Saved data entries:
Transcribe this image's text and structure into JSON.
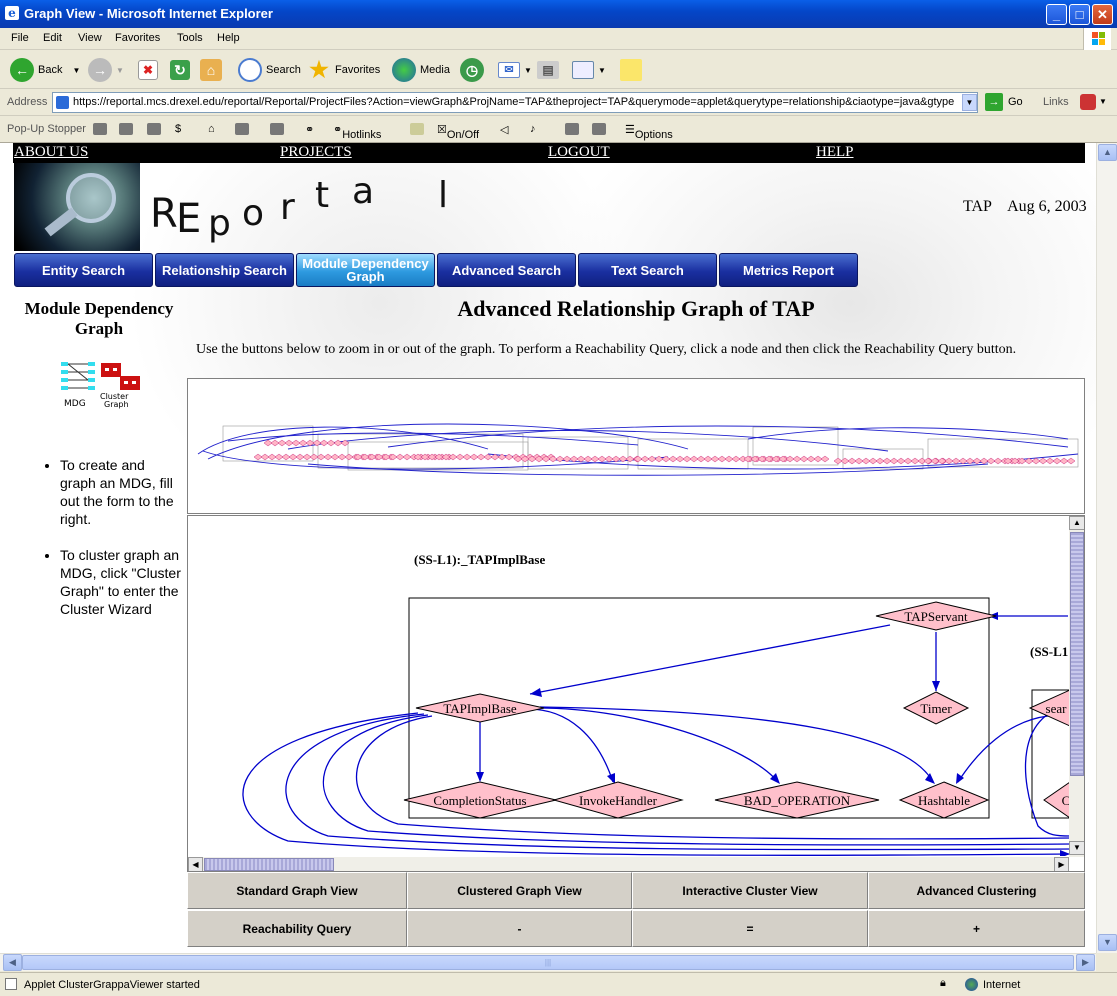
{
  "window": {
    "title": "Graph View - Microsoft Internet Explorer"
  },
  "menu": [
    "File",
    "Edit",
    "View",
    "Favorites",
    "Tools",
    "Help"
  ],
  "toolbar": {
    "back": "Back",
    "search": "Search",
    "favorites": "Favorites",
    "media": "Media"
  },
  "address": {
    "label": "Address",
    "url": "https://reportal.mcs.drexel.edu/reportal/Reportal/ProjectFiles?Action=viewGraph&ProjName=TAP&theproject=TAP&querymode=applet&querytype=relationship&ciaotype=java&gtype",
    "go": "Go",
    "links": "Links"
  },
  "popup_bar": {
    "label": "Pop-Up Stopper",
    "hotlinks": "Hotlinks",
    "onoff": "On/Off",
    "options": "Options"
  },
  "site_nav": [
    "ABOUT US",
    "PROJECTS",
    "LOGOUT",
    "HELP"
  ],
  "logo_text": "REportal",
  "project": "TAP",
  "date": "Aug 6, 2003",
  "tabs": [
    "Entity Search",
    "Relationship Search",
    "Module Dependency Graph",
    "Advanced Search",
    "Text Search",
    "Metrics Report"
  ],
  "left": {
    "title": "Module Dependency Graph",
    "icon_mdg": "MDG",
    "icon_cluster": "Cluster Graph",
    "bullets": [
      "To create and graph an MDG, fill out the form to the right.",
      "To cluster graph an MDG, click \"Cluster Graph\" to enter the Cluster Wizard"
    ]
  },
  "main": {
    "title": "Advanced Relationship Graph of TAP",
    "instructions": "Use the buttons below to zoom in or out of the graph. To perform a Reachability Query, click a node and then click the Reachability Query button."
  },
  "graph": {
    "cluster_label": "(SS-L1):_TAPImplBase",
    "cluster_label_2": "(SS-L1",
    "nodes": [
      "TAPServant",
      "Timer",
      "TAPImplBase",
      "CompletionStatus",
      "InvokeHandler",
      "BAD_OPERATION",
      "Hashtable",
      "sear",
      "C"
    ]
  },
  "buttons": [
    [
      "Standard Graph View",
      "Clustered Graph View",
      "Interactive Cluster View",
      "Advanced Clustering"
    ],
    [
      "Reachability Query",
      "-",
      "=",
      "+"
    ]
  ],
  "status": {
    "text": "Applet ClusterGrappaViewer started",
    "zone": "Internet"
  },
  "colors": {
    "tab": "#1a2fa0",
    "tab_active": "#2e9ae0",
    "node_fill": "#ffc0cb",
    "edge": "#0000cc"
  }
}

**What is being asked:** Copy out every line of the listing that contains the string "click".

**Task result:**
      "To cluster graph an MDG, click \"Cluster Graph\" to enter the Cluster Wizard"
    "instructions": "Use the buttons below to zoom in or out of the graph. To perform a Reachability Query, click a node and then click the Reachability Query button."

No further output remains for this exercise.